Brief –
Search the entries below. Return every line that has "SWRESET" in it.

[Data extracted from a collection]
_ _ _ _

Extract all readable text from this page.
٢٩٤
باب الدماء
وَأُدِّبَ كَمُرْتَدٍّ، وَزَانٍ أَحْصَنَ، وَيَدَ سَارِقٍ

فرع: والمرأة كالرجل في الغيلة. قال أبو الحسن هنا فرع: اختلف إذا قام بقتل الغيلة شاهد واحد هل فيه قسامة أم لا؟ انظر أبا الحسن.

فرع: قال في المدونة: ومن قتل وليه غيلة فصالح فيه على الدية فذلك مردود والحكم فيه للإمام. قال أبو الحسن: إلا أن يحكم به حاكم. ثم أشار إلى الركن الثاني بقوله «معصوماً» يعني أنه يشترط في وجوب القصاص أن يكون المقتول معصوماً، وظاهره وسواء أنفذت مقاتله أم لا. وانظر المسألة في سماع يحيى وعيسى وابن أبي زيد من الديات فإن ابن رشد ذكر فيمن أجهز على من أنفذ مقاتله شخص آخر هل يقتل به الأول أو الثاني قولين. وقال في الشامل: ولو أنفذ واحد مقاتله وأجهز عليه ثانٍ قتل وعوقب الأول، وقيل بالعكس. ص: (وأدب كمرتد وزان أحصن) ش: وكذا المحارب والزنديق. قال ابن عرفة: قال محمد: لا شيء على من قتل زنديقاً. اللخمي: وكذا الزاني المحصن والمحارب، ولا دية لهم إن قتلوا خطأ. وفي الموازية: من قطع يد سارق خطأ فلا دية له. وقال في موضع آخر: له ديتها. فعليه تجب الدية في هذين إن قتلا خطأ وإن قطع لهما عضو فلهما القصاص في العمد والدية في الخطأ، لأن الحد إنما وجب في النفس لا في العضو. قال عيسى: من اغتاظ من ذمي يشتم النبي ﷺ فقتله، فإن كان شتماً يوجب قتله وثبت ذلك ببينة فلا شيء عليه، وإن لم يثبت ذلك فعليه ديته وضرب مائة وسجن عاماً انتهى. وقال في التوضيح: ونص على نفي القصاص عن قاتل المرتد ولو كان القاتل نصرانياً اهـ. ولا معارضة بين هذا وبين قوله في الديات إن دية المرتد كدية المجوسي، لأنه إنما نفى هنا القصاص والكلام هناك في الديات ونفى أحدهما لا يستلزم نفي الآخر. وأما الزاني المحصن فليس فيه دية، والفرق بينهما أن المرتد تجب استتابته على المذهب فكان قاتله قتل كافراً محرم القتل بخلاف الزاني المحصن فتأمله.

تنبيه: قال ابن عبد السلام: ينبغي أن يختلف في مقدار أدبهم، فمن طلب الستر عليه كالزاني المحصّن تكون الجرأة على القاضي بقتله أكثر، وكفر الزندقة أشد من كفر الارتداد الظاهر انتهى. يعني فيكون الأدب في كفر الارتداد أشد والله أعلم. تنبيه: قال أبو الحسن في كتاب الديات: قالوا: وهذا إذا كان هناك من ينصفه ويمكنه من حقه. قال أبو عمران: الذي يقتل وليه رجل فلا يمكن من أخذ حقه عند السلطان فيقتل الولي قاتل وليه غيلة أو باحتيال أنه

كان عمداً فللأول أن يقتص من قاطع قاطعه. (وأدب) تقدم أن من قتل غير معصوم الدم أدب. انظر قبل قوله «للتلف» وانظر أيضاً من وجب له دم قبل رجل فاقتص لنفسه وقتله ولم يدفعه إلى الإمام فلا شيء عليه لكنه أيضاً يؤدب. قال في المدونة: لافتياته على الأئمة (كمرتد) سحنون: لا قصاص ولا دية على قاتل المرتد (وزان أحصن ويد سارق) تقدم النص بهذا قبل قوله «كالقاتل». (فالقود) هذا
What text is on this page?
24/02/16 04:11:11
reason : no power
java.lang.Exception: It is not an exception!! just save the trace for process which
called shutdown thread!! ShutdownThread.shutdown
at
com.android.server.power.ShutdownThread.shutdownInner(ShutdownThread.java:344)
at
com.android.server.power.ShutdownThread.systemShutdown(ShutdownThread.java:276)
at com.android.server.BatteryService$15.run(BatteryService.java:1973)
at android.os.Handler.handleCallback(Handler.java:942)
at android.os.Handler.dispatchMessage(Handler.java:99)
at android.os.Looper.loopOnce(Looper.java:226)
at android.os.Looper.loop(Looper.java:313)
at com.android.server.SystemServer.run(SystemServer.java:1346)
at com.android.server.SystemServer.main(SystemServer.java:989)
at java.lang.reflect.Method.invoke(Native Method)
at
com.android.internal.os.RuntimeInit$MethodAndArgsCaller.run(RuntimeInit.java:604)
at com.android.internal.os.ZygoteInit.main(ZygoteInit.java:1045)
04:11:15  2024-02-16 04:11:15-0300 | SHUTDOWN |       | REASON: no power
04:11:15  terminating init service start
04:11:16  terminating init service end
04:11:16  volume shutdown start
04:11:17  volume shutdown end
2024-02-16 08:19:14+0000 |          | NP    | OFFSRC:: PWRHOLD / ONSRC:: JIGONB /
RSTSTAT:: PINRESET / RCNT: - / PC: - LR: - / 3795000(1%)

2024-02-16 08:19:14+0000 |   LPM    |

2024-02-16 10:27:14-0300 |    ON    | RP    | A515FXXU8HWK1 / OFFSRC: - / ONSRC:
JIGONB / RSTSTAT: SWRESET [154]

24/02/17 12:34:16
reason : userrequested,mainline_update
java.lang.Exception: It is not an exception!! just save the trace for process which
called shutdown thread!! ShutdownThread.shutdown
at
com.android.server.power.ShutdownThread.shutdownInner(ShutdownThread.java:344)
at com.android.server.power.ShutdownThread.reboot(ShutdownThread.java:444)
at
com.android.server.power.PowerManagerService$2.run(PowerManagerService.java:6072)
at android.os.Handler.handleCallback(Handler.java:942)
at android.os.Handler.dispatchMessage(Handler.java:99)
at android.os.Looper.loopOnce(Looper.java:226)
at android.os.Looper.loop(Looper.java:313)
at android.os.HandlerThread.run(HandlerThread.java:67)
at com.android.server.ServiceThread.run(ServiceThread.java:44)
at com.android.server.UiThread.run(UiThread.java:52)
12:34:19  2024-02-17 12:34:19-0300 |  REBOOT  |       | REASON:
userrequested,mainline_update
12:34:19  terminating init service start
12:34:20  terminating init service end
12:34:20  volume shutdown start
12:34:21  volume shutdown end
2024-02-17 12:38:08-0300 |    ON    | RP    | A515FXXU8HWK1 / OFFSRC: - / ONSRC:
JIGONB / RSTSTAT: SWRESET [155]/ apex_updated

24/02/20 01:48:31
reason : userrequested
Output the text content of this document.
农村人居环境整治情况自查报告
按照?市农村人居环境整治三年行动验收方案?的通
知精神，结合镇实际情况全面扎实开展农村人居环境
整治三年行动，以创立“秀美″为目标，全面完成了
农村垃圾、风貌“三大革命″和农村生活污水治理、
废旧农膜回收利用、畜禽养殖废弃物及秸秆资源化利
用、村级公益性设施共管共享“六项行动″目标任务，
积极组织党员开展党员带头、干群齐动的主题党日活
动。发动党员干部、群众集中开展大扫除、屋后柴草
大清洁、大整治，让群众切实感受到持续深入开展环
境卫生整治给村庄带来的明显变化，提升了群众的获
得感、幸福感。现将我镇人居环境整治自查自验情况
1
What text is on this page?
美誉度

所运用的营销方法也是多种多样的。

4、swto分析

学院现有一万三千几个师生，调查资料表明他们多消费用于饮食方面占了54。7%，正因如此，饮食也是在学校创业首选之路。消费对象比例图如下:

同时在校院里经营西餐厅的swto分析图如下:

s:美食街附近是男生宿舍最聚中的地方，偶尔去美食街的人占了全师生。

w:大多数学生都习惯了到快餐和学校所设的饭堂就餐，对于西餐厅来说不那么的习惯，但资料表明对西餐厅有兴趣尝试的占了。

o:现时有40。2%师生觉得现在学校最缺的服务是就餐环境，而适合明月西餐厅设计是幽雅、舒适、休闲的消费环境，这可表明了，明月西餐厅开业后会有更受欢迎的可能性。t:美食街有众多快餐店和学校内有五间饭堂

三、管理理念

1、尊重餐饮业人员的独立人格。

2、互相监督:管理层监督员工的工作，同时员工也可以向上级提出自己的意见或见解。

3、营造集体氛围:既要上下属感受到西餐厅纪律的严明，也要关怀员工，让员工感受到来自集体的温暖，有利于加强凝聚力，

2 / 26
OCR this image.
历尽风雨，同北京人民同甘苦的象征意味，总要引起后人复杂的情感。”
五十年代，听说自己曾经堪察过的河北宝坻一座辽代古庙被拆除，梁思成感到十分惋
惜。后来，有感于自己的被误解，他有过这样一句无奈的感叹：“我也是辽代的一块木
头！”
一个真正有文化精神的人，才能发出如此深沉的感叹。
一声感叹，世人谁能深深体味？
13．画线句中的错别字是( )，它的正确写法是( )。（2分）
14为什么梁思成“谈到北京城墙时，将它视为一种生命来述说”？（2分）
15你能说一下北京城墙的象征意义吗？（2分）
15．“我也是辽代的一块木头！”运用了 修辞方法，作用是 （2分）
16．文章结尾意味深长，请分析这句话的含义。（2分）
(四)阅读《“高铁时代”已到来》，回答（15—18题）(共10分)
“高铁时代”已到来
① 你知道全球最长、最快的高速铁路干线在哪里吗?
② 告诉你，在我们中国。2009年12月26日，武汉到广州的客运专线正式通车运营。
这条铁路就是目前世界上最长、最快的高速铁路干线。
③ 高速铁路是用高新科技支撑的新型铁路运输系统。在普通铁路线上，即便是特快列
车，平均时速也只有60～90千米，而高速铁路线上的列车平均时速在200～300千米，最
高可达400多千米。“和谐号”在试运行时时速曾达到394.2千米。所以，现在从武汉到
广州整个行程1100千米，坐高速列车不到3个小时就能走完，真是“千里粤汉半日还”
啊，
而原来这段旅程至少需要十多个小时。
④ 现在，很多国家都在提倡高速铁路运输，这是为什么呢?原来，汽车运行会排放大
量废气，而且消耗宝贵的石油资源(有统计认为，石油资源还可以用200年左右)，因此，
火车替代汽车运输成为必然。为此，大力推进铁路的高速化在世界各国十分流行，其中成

_ _ _ _

Reply –
JIGONB / RSTSTAT: SWRESET [154]
JIGONB / RSTSTAT: SWRESET [155]/ apex_updated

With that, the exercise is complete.